▶ _Work instructions_
Every line below should be copied exactly; drop the pictures.

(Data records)
────────────────

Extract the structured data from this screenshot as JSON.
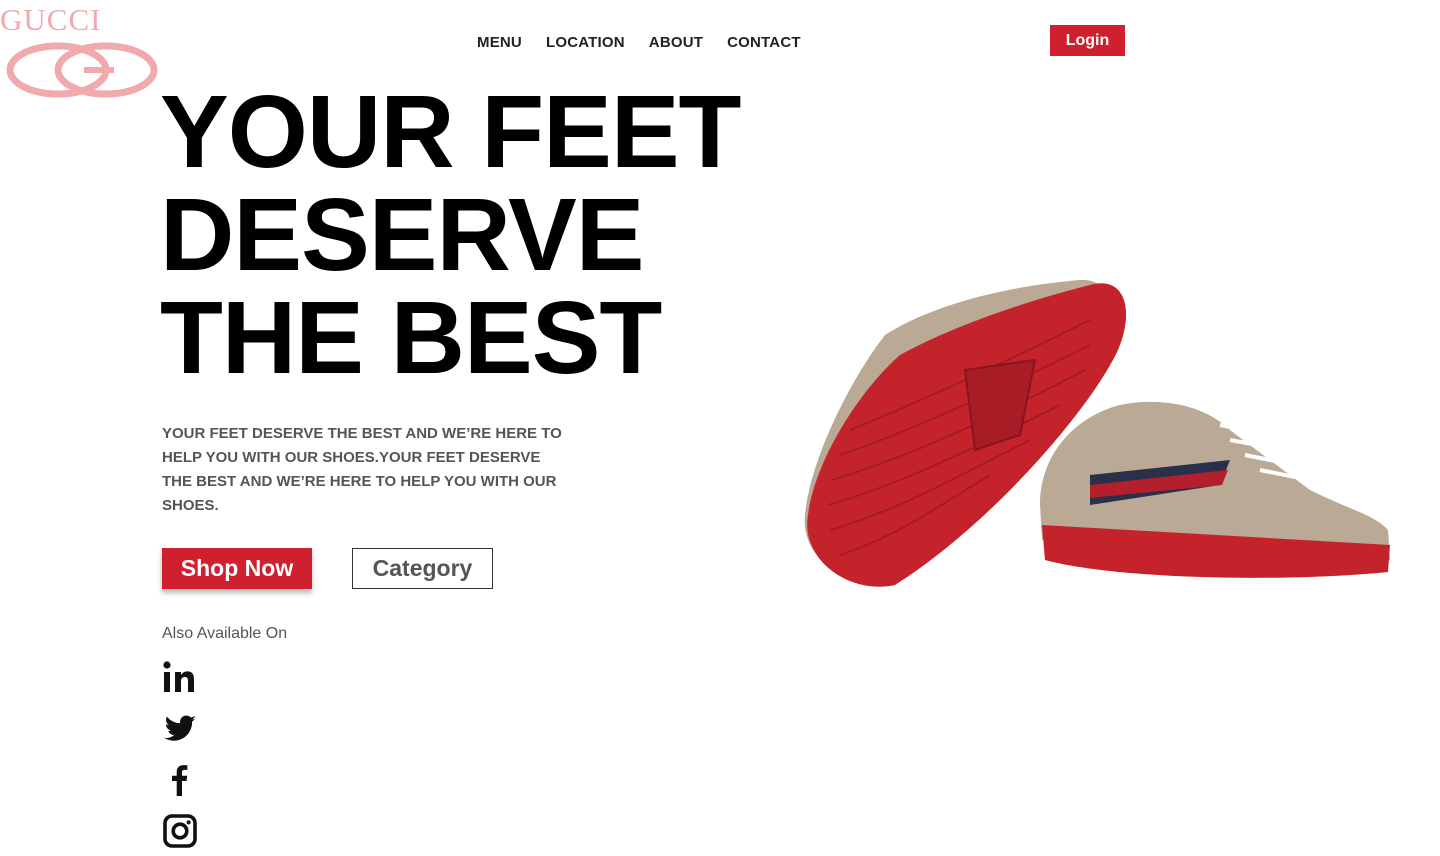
{
  "brand": {
    "name": "GUCCI",
    "logo_color": "#f0a9ad"
  },
  "nav": {
    "items": [
      "MENU",
      "LOCATION",
      "ABOUT",
      "CONTACT"
    ]
  },
  "login": {
    "label": "Login"
  },
  "hero": {
    "title_lines": [
      "YOUR FEET",
      "DESERVE",
      "THE BEST"
    ],
    "description": "YOUR FEET DESERVE THE BEST AND WE’RE HERE TO HELP YOU WITH OUR SHOES.YOUR FEET DESERVE THE BEST AND WE’RE HERE TO HELP YOU WITH OUR SHOES.",
    "primary_button": "Shop Now",
    "secondary_button": "Category"
  },
  "social": {
    "heading": "Also Available On",
    "icons": [
      "linkedin-icon",
      "twitter-icon",
      "facebook-icon",
      "instagram-icon"
    ]
  },
  "colors": {
    "accent": "#d01f2e",
    "text": "#000000",
    "muted": "#555555"
  }
}
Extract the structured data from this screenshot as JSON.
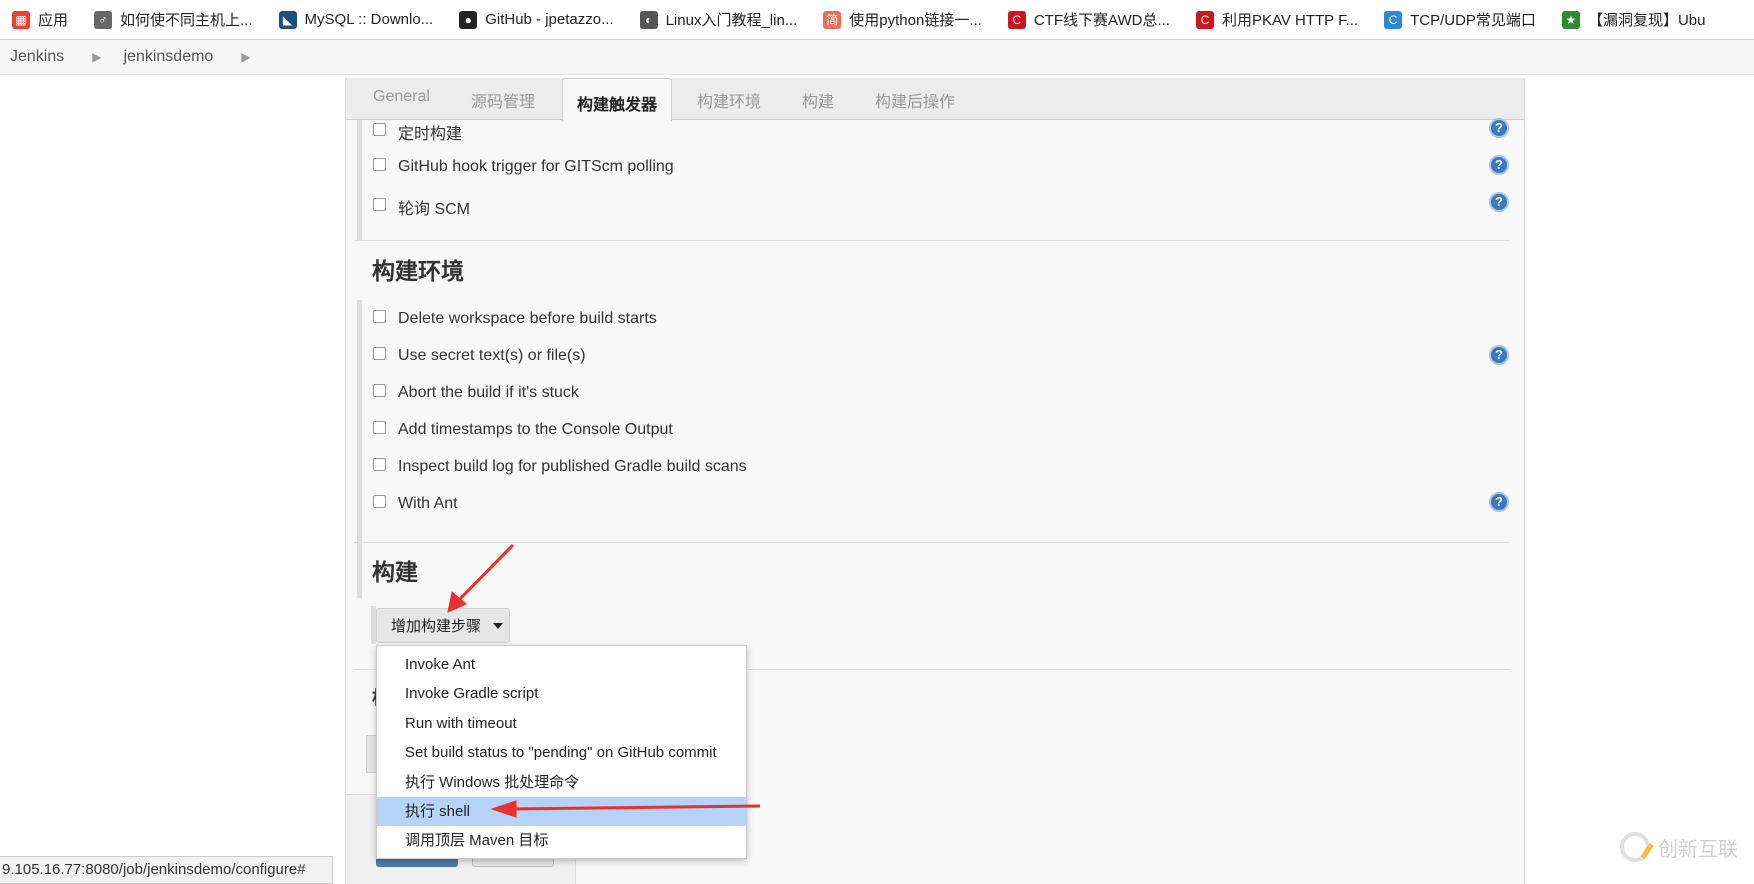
{
  "bookmarks": [
    {
      "label": "应用",
      "icon": "apps-grid-icon",
      "color": "#e94235"
    },
    {
      "label": "如何使不同主机上...",
      "icon": "person-icon",
      "color": "#666666"
    },
    {
      "label": "MySQL :: Downlo...",
      "icon": "mysql-icon",
      "color": "#1c4f7b"
    },
    {
      "label": "GitHub - jpetazzo...",
      "icon": "github-icon",
      "color": "#222222"
    },
    {
      "label": "Linux入门教程_lin...",
      "icon": "globe-icon",
      "color": "#555555"
    },
    {
      "label": "使用python链接一...",
      "icon": "jianshu-icon",
      "color": "#ea6f5a"
    },
    {
      "label": "CTF线下赛AWD总...",
      "icon": "csdn-icon",
      "color": "#c9171e"
    },
    {
      "label": "利用PKAV HTTP F...",
      "icon": "csdn-icon",
      "color": "#c9171e"
    },
    {
      "label": "TCP/UDP常见端口",
      "icon": "c-icon",
      "color": "#2a8ad8"
    },
    {
      "label": "【漏洞复现】Ubu",
      "icon": "star-icon",
      "color": "#2e8b2e"
    }
  ],
  "breadcrumb": [
    "Jenkins",
    "jenkinsdemo"
  ],
  "tabs": [
    "General",
    "源码管理",
    "构建触发器",
    "构建环境",
    "构建",
    "构建后操作"
  ],
  "active_tab": "构建触发器",
  "triggers": [
    "定时构建",
    "GitHub hook trigger for GITScm polling",
    "轮询 SCM"
  ],
  "env_heading": "构建环境",
  "env_options": [
    "Delete workspace before build starts",
    "Use secret text(s) or file(s)",
    "Abort the build if it's stuck",
    "Add timestamps to the Console Output",
    "Inspect build log for published Gradle build scans",
    "With Ant"
  ],
  "build_heading": "构建",
  "add_step_label": "增加构建步骤",
  "menu_items": [
    "Invoke Ant",
    "Invoke Gradle script",
    "Run with timeout",
    "Set build status to \"pending\" on GitHub commit",
    "执行 Windows 批处理命令",
    "执行 shell",
    "调用顶层 Maven 目标"
  ],
  "highlighted_item": "执行 shell",
  "status_url": "9.105.16.77:8080/job/jenkinsdemo/configure#",
  "watermark": "创新互联",
  "colors": {
    "help": "#3a78c3",
    "highlight": "#b5d3f6",
    "arrow": "#e8302e"
  }
}
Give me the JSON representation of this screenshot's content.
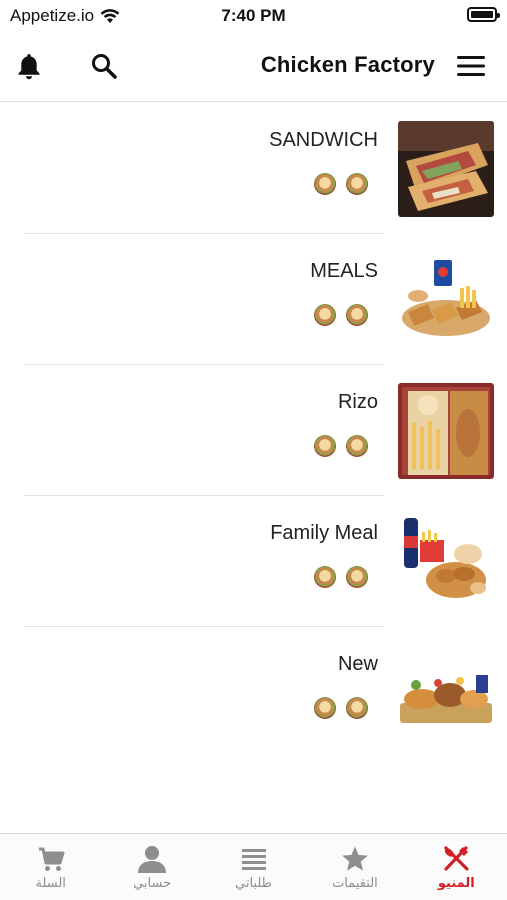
{
  "status_bar": {
    "carrier": "Appetize.io",
    "time": "7:40 PM"
  },
  "header": {
    "title": "Chicken Factory",
    "icons": [
      "bell-icon",
      "search-icon",
      "hamburger-menu-icon"
    ]
  },
  "categories": [
    {
      "name": "SANDWICH",
      "image": "sandwich-wraps"
    },
    {
      "name": "MEALS",
      "image": "fried-chicken-meal"
    },
    {
      "name": "Rizo",
      "image": "rizo-box"
    },
    {
      "name": "Family Meal",
      "image": "family-bucket"
    },
    {
      "name": "New",
      "image": "platter"
    }
  ],
  "tabbar": {
    "tabs": [
      {
        "label": "السلة",
        "icon": "cart-icon",
        "active": false
      },
      {
        "label": "حسابي",
        "icon": "person-icon",
        "active": false
      },
      {
        "label": "طلباتي",
        "icon": "list-icon",
        "active": false
      },
      {
        "label": "التقيمات",
        "icon": "star-icon",
        "active": false
      },
      {
        "label": "المنيو",
        "icon": "fork-knife-icon",
        "active": true
      }
    ]
  },
  "colors": {
    "accent": "#d21f26",
    "inactive": "#8e8e8e",
    "text": "#222222"
  }
}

────────────────

▶ _Task solution_
Extract the structured data from this screenshot as JSON.
{
  "brand": {
    "name": "GUCCI",
    "logo_color": "#f0a9ad"
  },
  "nav": {
    "items": [
      "MENU",
      "LOCATION",
      "ABOUT",
      "CONTACT"
    ]
  },
  "login": {
    "label": "Login"
  },
  "hero": {
    "title_lines": [
      "YOUR FEET",
      "DESERVE",
      "THE BEST"
    ],
    "description": "YOUR FEET DESERVE THE BEST AND WE’RE HERE TO HELP YOU WITH OUR SHOES.YOUR FEET DESERVE THE BEST AND WE’RE HERE TO HELP YOU WITH OUR SHOES.",
    "primary_button": "Shop Now",
    "secondary_button": "Category"
  },
  "social": {
    "heading": "Also Available On",
    "icons": [
      "linkedin-icon",
      "twitter-icon",
      "facebook-icon",
      "instagram-icon"
    ]
  },
  "colors": {
    "accent": "#d01f2e",
    "text": "#000000",
    "muted": "#555555"
  }
}
Extract the structured data from this screenshot as JSON.
{
  "bookmarks": [
    {
      "label": "应用",
      "icon": "apps-grid-icon",
      "color": "#e94235"
    },
    {
      "label": "如何使不同主机上...",
      "icon": "person-icon",
      "color": "#666666"
    },
    {
      "label": "MySQL :: Downlo...",
      "icon": "mysql-icon",
      "color": "#1c4f7b"
    },
    {
      "label": "GitHub - jpetazzo...",
      "icon": "github-icon",
      "color": "#222222"
    },
    {
      "label": "Linux入门教程_lin...",
      "icon": "globe-icon",
      "color": "#555555"
    },
    {
      "label": "使用python链接一...",
      "icon": "jianshu-icon",
      "color": "#ea6f5a"
    },
    {
      "label": "CTF线下赛AWD总...",
      "icon": "csdn-icon",
      "color": "#c9171e"
    },
    {
      "label": "利用PKAV HTTP F...",
      "icon": "csdn-icon",
      "color": "#c9171e"
    },
    {
      "label": "TCP/UDP常见端口",
      "icon": "c-icon",
      "color": "#2a8ad8"
    },
    {
      "label": "【漏洞复现】Ubu",
      "icon": "star-icon",
      "color": "#2e8b2e"
    }
  ],
  "breadcrumb": [
    "Jenkins",
    "jenkinsdemo"
  ],
  "tabs": [
    "General",
    "源码管理",
    "构建触发器",
    "构建环境",
    "构建",
    "构建后操作"
  ],
  "active_tab": "构建触发器",
  "triggers": [
    "定时构建",
    "GitHub hook trigger for GITScm polling",
    "轮询 SCM"
  ],
  "env_heading": "构建环境",
  "env_options": [
    "Delete workspace before build starts",
    "Use secret text(s) or file(s)",
    "Abort the build if it's stuck",
    "Add timestamps to the Console Output",
    "Inspect build log for published Gradle build scans",
    "With Ant"
  ],
  "build_heading": "构建",
  "add_step_label": "增加构建步骤",
  "menu_items": [
    "Invoke Ant",
    "Invoke Gradle script",
    "Run with timeout",
    "Set build status to \"pending\" on GitHub commit",
    "执行 Windows 批处理命令",
    "执行 shell",
    "调用顶层 Maven 目标"
  ],
  "highlighted_item": "执行 shell",
  "status_url": "9.105.16.77:8080/job/jenkinsdemo/configure#",
  "watermark": "创新互联",
  "colors": {
    "help": "#3a78c3",
    "highlight": "#b5d3f6",
    "arrow": "#e8302e"
  }
}
Give me the JSON representation of this screenshot's content.
{
  "status_bar": {
    "carrier": "Appetize.io",
    "time": "7:40 PM"
  },
  "header": {
    "title": "Chicken Factory",
    "icons": [
      "bell-icon",
      "search-icon",
      "hamburger-menu-icon"
    ]
  },
  "categories": [
    {
      "name": "SANDWICH",
      "image": "sandwich-wraps"
    },
    {
      "name": "MEALS",
      "image": "fried-chicken-meal"
    },
    {
      "name": "Rizo",
      "image": "rizo-box"
    },
    {
      "name": "Family Meal",
      "image": "family-bucket"
    },
    {
      "name": "New",
      "image": "platter"
    }
  ],
  "tabbar": {
    "tabs": [
      {
        "label": "السلة",
        "icon": "cart-icon",
        "active": false
      },
      {
        "label": "حسابي",
        "icon": "person-icon",
        "active": false
      },
      {
        "label": "طلباتي",
        "icon": "list-icon",
        "active": false
      },
      {
        "label": "التقيمات",
        "icon": "star-icon",
        "active": false
      },
      {
        "label": "المنيو",
        "icon": "fork-knife-icon",
        "active": true
      }
    ]
  },
  "colors": {
    "accent": "#d21f26",
    "inactive": "#8e8e8e",
    "text": "#222222"
  }
}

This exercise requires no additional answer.